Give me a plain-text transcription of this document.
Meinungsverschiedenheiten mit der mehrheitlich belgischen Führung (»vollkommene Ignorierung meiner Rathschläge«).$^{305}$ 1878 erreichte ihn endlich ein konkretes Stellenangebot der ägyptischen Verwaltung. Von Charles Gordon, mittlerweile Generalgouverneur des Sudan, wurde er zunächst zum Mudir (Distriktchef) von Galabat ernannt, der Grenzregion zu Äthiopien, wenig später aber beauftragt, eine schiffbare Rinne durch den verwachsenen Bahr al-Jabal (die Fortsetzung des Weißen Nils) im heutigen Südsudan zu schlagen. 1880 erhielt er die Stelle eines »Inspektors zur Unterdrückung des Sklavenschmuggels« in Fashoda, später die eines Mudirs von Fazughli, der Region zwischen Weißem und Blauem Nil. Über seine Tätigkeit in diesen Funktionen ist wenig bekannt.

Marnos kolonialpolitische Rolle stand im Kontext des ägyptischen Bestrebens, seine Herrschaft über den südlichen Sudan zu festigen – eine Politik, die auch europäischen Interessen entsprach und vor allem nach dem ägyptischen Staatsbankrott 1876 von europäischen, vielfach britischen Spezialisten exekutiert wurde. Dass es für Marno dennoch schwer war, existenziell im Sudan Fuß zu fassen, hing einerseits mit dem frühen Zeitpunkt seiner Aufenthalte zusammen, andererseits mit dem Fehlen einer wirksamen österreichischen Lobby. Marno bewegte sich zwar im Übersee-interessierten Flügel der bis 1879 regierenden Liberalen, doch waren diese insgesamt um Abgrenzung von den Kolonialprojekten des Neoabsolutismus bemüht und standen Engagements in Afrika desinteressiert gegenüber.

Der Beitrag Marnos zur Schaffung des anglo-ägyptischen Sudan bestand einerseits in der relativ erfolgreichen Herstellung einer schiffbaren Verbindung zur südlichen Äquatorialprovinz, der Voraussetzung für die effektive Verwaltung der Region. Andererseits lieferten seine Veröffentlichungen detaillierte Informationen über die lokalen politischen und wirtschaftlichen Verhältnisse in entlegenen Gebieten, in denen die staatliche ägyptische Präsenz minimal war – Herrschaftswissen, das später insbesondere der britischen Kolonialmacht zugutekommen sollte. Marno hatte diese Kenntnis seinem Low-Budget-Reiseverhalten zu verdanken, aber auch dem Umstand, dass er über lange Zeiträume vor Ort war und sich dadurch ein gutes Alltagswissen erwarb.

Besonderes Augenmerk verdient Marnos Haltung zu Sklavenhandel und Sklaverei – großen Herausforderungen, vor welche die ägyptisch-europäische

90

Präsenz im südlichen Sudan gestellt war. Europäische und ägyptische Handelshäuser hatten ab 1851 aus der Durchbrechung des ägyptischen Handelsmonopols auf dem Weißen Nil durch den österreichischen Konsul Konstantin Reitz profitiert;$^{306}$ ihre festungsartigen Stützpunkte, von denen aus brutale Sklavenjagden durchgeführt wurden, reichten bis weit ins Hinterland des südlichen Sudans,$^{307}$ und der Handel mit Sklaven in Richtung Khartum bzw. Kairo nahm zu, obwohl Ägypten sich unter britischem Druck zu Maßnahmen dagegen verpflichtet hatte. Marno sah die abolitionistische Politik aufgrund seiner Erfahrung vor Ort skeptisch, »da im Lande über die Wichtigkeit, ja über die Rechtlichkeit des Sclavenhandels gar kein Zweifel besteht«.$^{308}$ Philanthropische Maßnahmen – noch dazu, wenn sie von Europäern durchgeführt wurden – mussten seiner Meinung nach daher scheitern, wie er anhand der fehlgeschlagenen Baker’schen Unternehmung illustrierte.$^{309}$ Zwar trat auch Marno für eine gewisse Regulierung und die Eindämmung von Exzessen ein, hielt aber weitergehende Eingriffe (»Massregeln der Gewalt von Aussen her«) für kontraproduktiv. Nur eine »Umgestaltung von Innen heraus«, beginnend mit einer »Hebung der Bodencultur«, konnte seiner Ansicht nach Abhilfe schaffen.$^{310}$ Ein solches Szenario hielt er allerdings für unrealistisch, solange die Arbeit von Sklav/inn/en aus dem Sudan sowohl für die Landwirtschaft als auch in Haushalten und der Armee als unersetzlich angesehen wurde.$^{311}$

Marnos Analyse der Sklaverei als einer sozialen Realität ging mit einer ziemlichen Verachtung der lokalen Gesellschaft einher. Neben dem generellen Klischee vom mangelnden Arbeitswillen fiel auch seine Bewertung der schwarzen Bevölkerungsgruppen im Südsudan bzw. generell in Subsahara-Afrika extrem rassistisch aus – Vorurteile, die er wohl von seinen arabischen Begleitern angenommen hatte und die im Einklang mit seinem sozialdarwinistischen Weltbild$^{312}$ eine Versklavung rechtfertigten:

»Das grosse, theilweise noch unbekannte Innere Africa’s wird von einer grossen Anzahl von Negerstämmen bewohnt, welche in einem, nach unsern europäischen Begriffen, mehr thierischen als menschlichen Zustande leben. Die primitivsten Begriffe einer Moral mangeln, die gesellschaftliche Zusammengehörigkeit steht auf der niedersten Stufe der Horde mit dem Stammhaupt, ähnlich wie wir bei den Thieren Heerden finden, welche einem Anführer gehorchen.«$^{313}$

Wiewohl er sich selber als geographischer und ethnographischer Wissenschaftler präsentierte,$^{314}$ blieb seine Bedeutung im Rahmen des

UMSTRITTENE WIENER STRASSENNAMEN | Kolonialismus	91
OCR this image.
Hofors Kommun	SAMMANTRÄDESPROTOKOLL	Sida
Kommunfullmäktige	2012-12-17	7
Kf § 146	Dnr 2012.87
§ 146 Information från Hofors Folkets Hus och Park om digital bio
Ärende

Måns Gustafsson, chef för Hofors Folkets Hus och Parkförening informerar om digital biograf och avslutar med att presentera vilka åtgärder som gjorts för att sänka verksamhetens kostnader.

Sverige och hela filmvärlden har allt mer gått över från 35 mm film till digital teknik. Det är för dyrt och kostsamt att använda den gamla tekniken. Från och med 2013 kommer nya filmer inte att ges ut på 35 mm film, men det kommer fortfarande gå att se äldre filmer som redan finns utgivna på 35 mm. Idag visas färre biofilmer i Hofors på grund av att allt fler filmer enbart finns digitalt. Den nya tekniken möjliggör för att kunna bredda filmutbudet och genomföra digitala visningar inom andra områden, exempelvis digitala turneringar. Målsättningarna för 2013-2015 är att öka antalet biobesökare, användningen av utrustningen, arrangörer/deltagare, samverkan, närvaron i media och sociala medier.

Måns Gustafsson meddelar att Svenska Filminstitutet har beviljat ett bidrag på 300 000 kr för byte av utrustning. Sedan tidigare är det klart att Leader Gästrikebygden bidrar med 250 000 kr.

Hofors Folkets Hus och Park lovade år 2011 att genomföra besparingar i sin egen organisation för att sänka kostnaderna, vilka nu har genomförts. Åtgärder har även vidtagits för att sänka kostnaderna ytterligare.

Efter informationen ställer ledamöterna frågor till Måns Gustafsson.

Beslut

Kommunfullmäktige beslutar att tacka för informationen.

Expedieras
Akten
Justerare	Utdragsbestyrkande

» **WHAT NEEDS TO BE DONE**:
With nothing left out, transcribe the records above exactly.

» **ANSWER TO THIS EXERCISE**:
Give me a plain-text transcription of this document.
Meinungsverschiedenheiten mit der mehrheitlich belgischen Führung (»vollkommene Ignorierung meiner Rathschläge«).$^{305}$ 1878 erreichte ihn endlich ein konkretes Stellenangebot der ägyptischen Verwaltung. Von Charles Gordon, mittlerweile Generalgouverneur des Sudan, wurde er zunächst zum Mudir (Distriktchef) von Galabat ernannt, der Grenzregion zu Äthiopien, wenig später aber beauftragt, eine schiffbare Rinne durch den verwachsenen Bahr al-Jabal (die Fortsetzung des Weißen Nils) im heutigen Südsudan zu schlagen. 1880 erhielt er die Stelle eines »Inspektors zur Unterdrückung des Sklavenschmuggels« in Fashoda, später die eines Mudirs von Fazughli, der Region zwischen Weißem und Blauem Nil. Über seine Tätigkeit in diesen Funktionen ist wenig bekannt.

Marnos kolonialpolitische Rolle stand im Kontext des ägyptischen Bestrebens, seine Herrschaft über den südlichen Sudan zu festigen – eine Politik, die auch europäischen Interessen entsprach und vor allem nach dem ägyptischen Staatsbankrott 1876 von europäischen, vielfach britischen Spezialisten exekutiert wurde. Dass es für Marno dennoch schwer war, existenziell im Sudan Fuß zu fassen, hing einerseits mit dem frühen Zeitpunkt seiner Aufenthalte zusammen, andererseits mit dem Fehlen einer wirksamen österreichischen Lobby. Marno bewegte sich zwar im Übersee-interessierten Flügel der bis 1879 regierenden Liberalen, doch waren diese insgesamt um Abgrenzung von den Kolonialprojekten des Neoabsolutismus bemüht und standen Engagements in Afrika desinteressiert gegenüber.

Der Beitrag Marnos zur Schaffung des anglo-ägyptischen Sudan bestand einerseits in der relativ erfolgreichen Herstellung einer schiffbaren Verbindung zur südlichen Äquatorialprovinz, der Voraussetzung für die effektive Verwaltung der Region. Andererseits lieferten seine Veröffentlichungen detaillierte Informationen über die lokalen politischen und wirtschaftlichen Verhältnisse in entlegenen Gebieten, in denen die staatliche ägyptische Präsenz minimal war – Herrschaftswissen, das später insbesondere der britischen Kolonialmacht zugutekommen sollte. Marno hatte diese Kenntnis seinem Low-Budget-Reiseverhalten zu verdanken, aber auch dem Umstand, dass er über lange Zeiträume vor Ort war und sich dadurch ein gutes Alltagswissen erwarb.

Besonderes Augenmerk verdient Marnos Haltung zu Sklavenhandel und Sklaverei – großen Herausforderungen, vor welche die ägyptisch-europäische

90

Präsenz im südlichen Sudan gestellt war. Europäische und ägyptische Handelshäuser hatten ab 1851 aus der Durchbrechung des ägyptischen Handelsmonopols auf dem Weißen Nil durch den österreichischen Konsul Konstantin Reitz profitiert;$^{306}$ ihre festungsartigen Stützpunkte, von denen aus brutale Sklavenjagden durchgeführt wurden, reichten bis weit ins Hinterland des südlichen Sudans,$^{307}$ und der Handel mit Sklaven in Richtung Khartum bzw. Kairo nahm zu, obwohl Ägypten sich unter britischem Druck zu Maßnahmen dagegen verpflichtet hatte. Marno sah die abolitionistische Politik aufgrund seiner Erfahrung vor Ort skeptisch, »da im Lande über die Wichtigkeit, ja über die Rechtlichkeit des Sclavenhandels gar kein Zweifel besteht«.$^{308}$ Philanthropische Maßnahmen – noch dazu, wenn sie von Europäern durchgeführt wurden – mussten seiner Meinung nach daher scheitern, wie er anhand der fehlgeschlagenen Baker’schen Unternehmung illustrierte.$^{309}$ Zwar trat auch Marno für eine gewisse Regulierung und die Eindämmung von Exzessen ein, hielt aber weitergehende Eingriffe (»Massregeln der Gewalt von Aussen her«) für kontraproduktiv. Nur eine »Umgestaltung von Innen heraus«, beginnend mit einer »Hebung der Bodencultur«, konnte seiner Ansicht nach Abhilfe schaffen.$^{310}$ Ein solches Szenario hielt er allerdings für unrealistisch, solange die Arbeit von Sklav/inn/en aus dem Sudan sowohl für die Landwirtschaft als auch in Haushalten und der Armee als unersetzlich angesehen wurde.$^{311}$

Marnos Analyse der Sklaverei als einer sozialen Realität ging mit einer ziemlichen Verachtung der lokalen Gesellschaft einher. Neben dem generellen Klischee vom mangelnden Arbeitswillen fiel auch seine Bewertung der schwarzen Bevölkerungsgruppen im Südsudan bzw. generell in Subsahara-Afrika extrem rassistisch aus – Vorurteile, die er wohl von seinen arabischen Begleitern angenommen hatte und die im Einklang mit seinem sozialdarwinistischen Weltbild$^{312}$ eine Versklavung rechtfertigten:

»Das grosse, theilweise noch unbekannte Innere Africa’s wird von einer grossen Anzahl von Negerstämmen bewohnt, welche in einem, nach unsern europäischen Begriffen, mehr thierischen als menschlichen Zustande leben. Die primitivsten Begriffe einer Moral mangeln, die gesellschaftliche Zusammengehörigkeit steht auf der niedersten Stufe der Horde mit dem Stammhaupt, ähnlich wie wir bei den Thieren Heerden finden, welche einem Anführer gehorchen.«$^{313}$

Wiewohl er sich selber als geographischer und ethnographischer Wissenschaftler präsentierte,$^{314}$ blieb seine Bedeutung im Rahmen des

UMSTRITTENE WIENER STRASSENNAMEN | Kolonialismus	91
OCR this image.
Hofors Kommun	SAMMANTRÄDESPROTOKOLL	Sida
Kommunfullmäktige	2012-12-17	7
Kf § 146	Dnr 2012.87
§ 146 Information från Hofors Folkets Hus och Park om digital bio
Ärende

Måns Gustafsson, chef för Hofors Folkets Hus och Parkförening informerar om digital biograf och avslutar med att presentera vilka åtgärder som gjorts för att sänka verksamhetens kostnader.

Sverige och hela filmvärlden har allt mer gått över från 35 mm film till digital teknik. Det är för dyrt och kostsamt att använda den gamla tekniken. Från och med 2013 kommer nya filmer inte att ges ut på 35 mm film, men det kommer fortfarande gå att se äldre filmer som redan finns utgivna på 35 mm. Idag visas färre biofilmer i Hofors på grund av att allt fler filmer enbart finns digitalt. Den nya tekniken möjliggör för att kunna bredda filmutbudet och genomföra digitala visningar inom andra områden, exempelvis digitala turneringar. Målsättningarna för 2013-2015 är att öka antalet biobesökare, användningen av utrustningen, arrangörer/deltagare, samverkan, närvaron i media och sociala medier.

Måns Gustafsson meddelar att Svenska Filminstitutet har beviljat ett bidrag på 300 000 kr för byte av utrustning. Sedan tidigare är det klart att Leader Gästrikebygden bidrar med 250 000 kr.

Hofors Folkets Hus och Park lovade år 2011 att genomföra besparingar i sin egen organisation för att sänka kostnaderna, vilka nu har genomförts. Åtgärder har även vidtagits för att sänka kostnaderna ytterligare.

Efter informationen ställer ledamöterna frågor till Måns Gustafsson.

Beslut

Kommunfullmäktige beslutar att tacka för informationen.

Expedieras
Akten
Justerare	Utdragsbestyrkande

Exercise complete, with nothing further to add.